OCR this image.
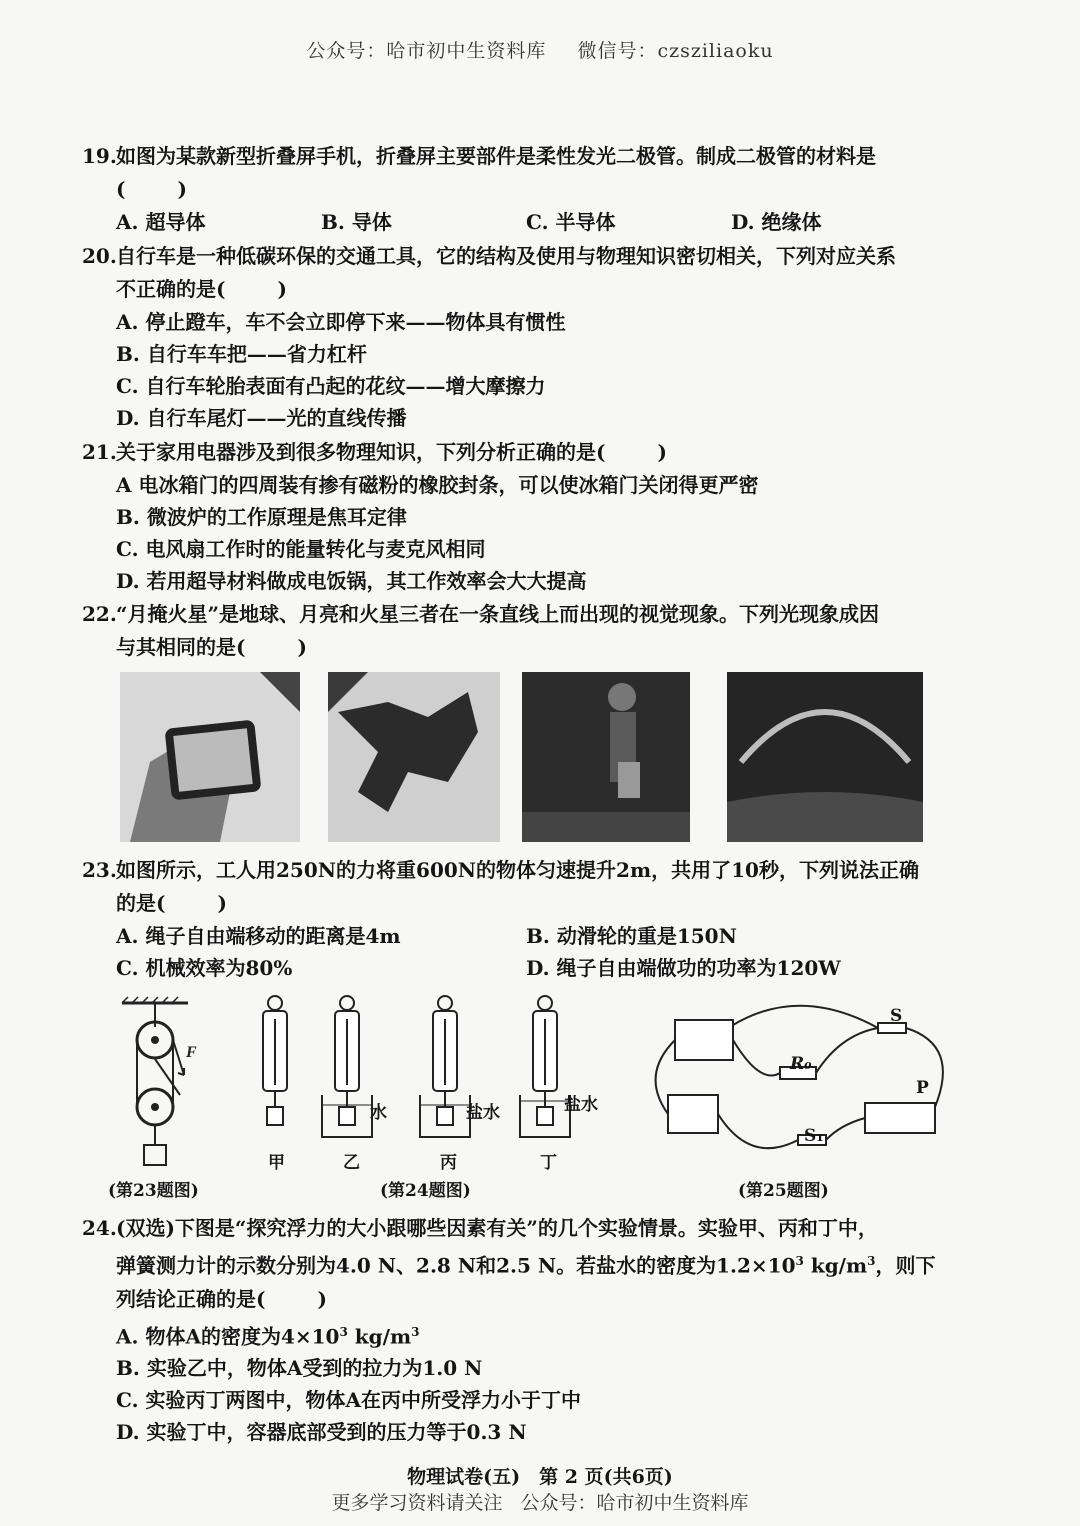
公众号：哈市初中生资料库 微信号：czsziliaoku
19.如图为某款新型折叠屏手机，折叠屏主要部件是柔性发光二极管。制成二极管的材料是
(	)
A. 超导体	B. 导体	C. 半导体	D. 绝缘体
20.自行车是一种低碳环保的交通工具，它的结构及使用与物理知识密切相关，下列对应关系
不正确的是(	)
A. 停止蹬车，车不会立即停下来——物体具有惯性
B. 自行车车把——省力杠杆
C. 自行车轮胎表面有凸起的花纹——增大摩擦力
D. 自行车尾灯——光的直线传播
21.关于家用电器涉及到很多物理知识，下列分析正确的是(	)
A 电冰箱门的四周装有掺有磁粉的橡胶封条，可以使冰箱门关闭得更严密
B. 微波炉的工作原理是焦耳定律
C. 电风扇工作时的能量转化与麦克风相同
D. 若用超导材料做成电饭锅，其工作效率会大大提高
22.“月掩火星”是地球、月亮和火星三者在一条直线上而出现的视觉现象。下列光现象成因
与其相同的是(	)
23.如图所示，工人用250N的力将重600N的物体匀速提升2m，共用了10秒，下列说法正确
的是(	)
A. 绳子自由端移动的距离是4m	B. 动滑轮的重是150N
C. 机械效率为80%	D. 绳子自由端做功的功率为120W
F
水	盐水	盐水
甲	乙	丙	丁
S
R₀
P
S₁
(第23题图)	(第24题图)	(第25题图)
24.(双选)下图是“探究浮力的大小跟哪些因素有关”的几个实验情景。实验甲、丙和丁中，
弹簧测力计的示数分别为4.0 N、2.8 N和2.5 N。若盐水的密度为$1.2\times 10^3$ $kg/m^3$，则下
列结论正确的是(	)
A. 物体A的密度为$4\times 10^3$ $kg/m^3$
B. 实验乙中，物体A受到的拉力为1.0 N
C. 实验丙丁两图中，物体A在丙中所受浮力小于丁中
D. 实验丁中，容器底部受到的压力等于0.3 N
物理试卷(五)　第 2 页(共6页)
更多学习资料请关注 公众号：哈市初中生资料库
# # # #
■ BRIEF:
Repeat all of the data above word for word, minus the pictures.

■ ANSWER TO THIS TASK:
OCR this image.
公众号：哈市初中生资料库 微信号：czsziliaoku
19.如图为某款新型折叠屏手机，折叠屏主要部件是柔性发光二极管。制成二极管的材料是
(	)
A. 超导体	B. 导体	C. 半导体	D. 绝缘体
20.自行车是一种低碳环保的交通工具，它的结构及使用与物理知识密切相关，下列对应关系
不正确的是(	)
A. 停止蹬车，车不会立即停下来——物体具有惯性
B. 自行车车把——省力杠杆
C. 自行车轮胎表面有凸起的花纹——增大摩擦力
D. 自行车尾灯——光的直线传播
21.关于家用电器涉及到很多物理知识，下列分析正确的是(	)
A 电冰箱门的四周装有掺有磁粉的橡胶封条，可以使冰箱门关闭得更严密
B. 微波炉的工作原理是焦耳定律
C. 电风扇工作时的能量转化与麦克风相同
D. 若用超导材料做成电饭锅，其工作效率会大大提高
22.“月掩火星”是地球、月亮和火星三者在一条直线上而出现的视觉现象。下列光现象成因
与其相同的是(	)
23.如图所示，工人用250N的力将重600N的物体匀速提升2m，共用了10秒，下列说法正确
的是(	)
A. 绳子自由端移动的距离是4m	B. 动滑轮的重是150N
C. 机械效率为80%	D. 绳子自由端做功的功率为120W
F
水	盐水	盐水
甲	乙	丙	丁
S
R₀
P
S₁
(第23题图)	(第24题图)	(第25题图)
24.(双选)下图是“探究浮力的大小跟哪些因素有关”的几个实验情景。实验甲、丙和丁中，
弹簧测力计的示数分别为4.0 N、2.8 N和2.5 N。若盐水的密度为$1.2\times 10^3$ $kg/m^3$，则下
列结论正确的是(	)
A. 物体A的密度为$4\times 10^3$ $kg/m^3$
B. 实验乙中，物体A受到的拉力为1.0 N
C. 实验丙丁两图中，物体A在丙中所受浮力小于丁中
D. 实验丁中，容器底部受到的压力等于0.3 N
物理试卷(五)　第 2 页(共6页)
更多学习资料请关注 公众号：哈市初中生资料库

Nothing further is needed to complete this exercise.